### Task goal
Set down each line of the material that follows, exactly, with no pictures.

[Excerpt from a dataset]

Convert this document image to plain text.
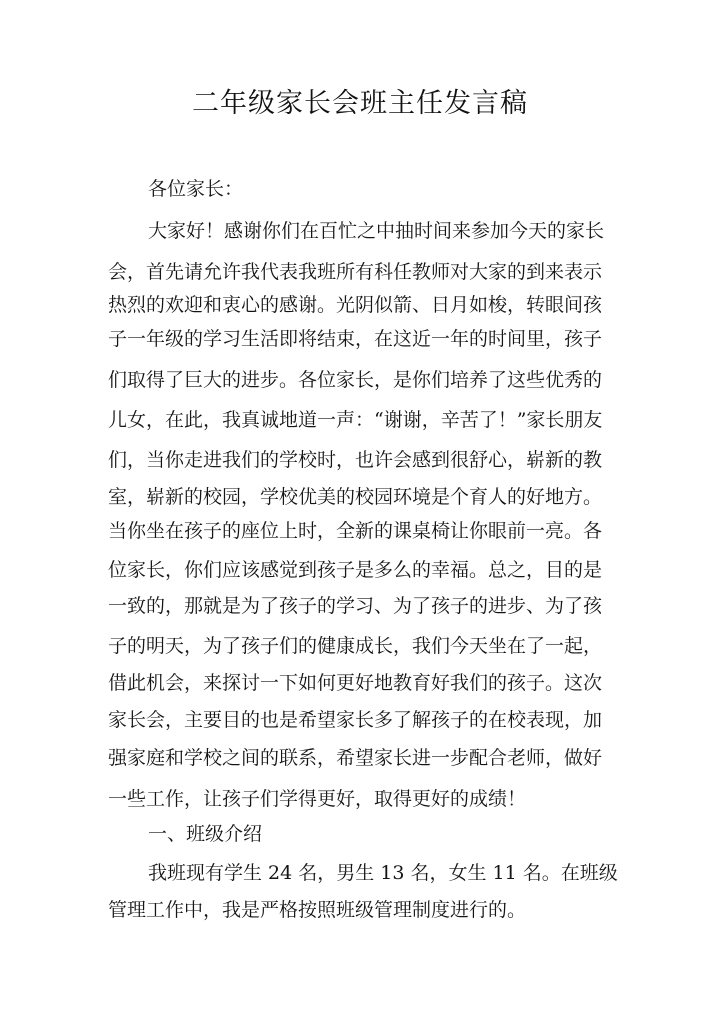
二年级家长会班主任发言稿
各位家长：
大家好！感谢你们在百忙之中抽时间来参加今天的家长
会，首先请允许我代表我班所有科任教师对大家的到来表示
热烈的欢迎和衷心的感谢。光阴似箭、日月如梭，转眼间孩
子一年级的学习生活即将结束，在这近一年的时间里，孩子
们取得了巨大的进步。各位家长，是你们培养了这些优秀的
儿女，在此，我真诚地道一声：“谢谢，辛苦了！”家长朋友
们，当你走进我们的学校时，也许会感到很舒心，崭新的教
室，崭新的校园，学校优美的校园环境是个育人的好地方。
当你坐在孩子的座位上时，全新的课桌椅让你眼前一亮。各
位家长，你们应该感觉到孩子是多么的幸福。总之，目的是
一致的，那就是为了孩子的学习、为了孩子的进步、为了孩
子的明天，为了孩子们的健康成长，我们今天坐在了一起，
借此机会，来探讨一下如何更好地教育好我们的孩子。这次
家长会，主要目的也是希望家长多了解孩子的在校表现，加
强家庭和学校之间的联系，希望家长进一步配合老师，做好
一些工作，让孩子们学得更好，取得更好的成绩！
一、班级介绍
我班现有学生 24 名，男生 13 名，女生 11 名。在班级
管理工作中，我是严格按照班级管理制度进行的。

### Output for this task
Convert this document image to plain text.
二年级家长会班主任发言稿
各位家长：
大家好！感谢你们在百忙之中抽时间来参加今天的家长
会，首先请允许我代表我班所有科任教师对大家的到来表示
热烈的欢迎和衷心的感谢。光阴似箭、日月如梭，转眼间孩
子一年级的学习生活即将结束，在这近一年的时间里，孩子
们取得了巨大的进步。各位家长，是你们培养了这些优秀的
儿女，在此，我真诚地道一声：“谢谢，辛苦了！”家长朋友
们，当你走进我们的学校时，也许会感到很舒心，崭新的教
室，崭新的校园，学校优美的校园环境是个育人的好地方。
当你坐在孩子的座位上时，全新的课桌椅让你眼前一亮。各
位家长，你们应该感觉到孩子是多么的幸福。总之，目的是
一致的，那就是为了孩子的学习、为了孩子的进步、为了孩
子的明天，为了孩子们的健康成长，我们今天坐在了一起，
借此机会，来探讨一下如何更好地教育好我们的孩子。这次
家长会，主要目的也是希望家长多了解孩子的在校表现，加
强家庭和学校之间的联系，希望家长进一步配合老师，做好
一些工作，让孩子们学得更好，取得更好的成绩！
一、班级介绍
我班现有学生 24 名，男生 13 名，女生 11 名。在班级
管理工作中，我是严格按照班级管理制度进行的。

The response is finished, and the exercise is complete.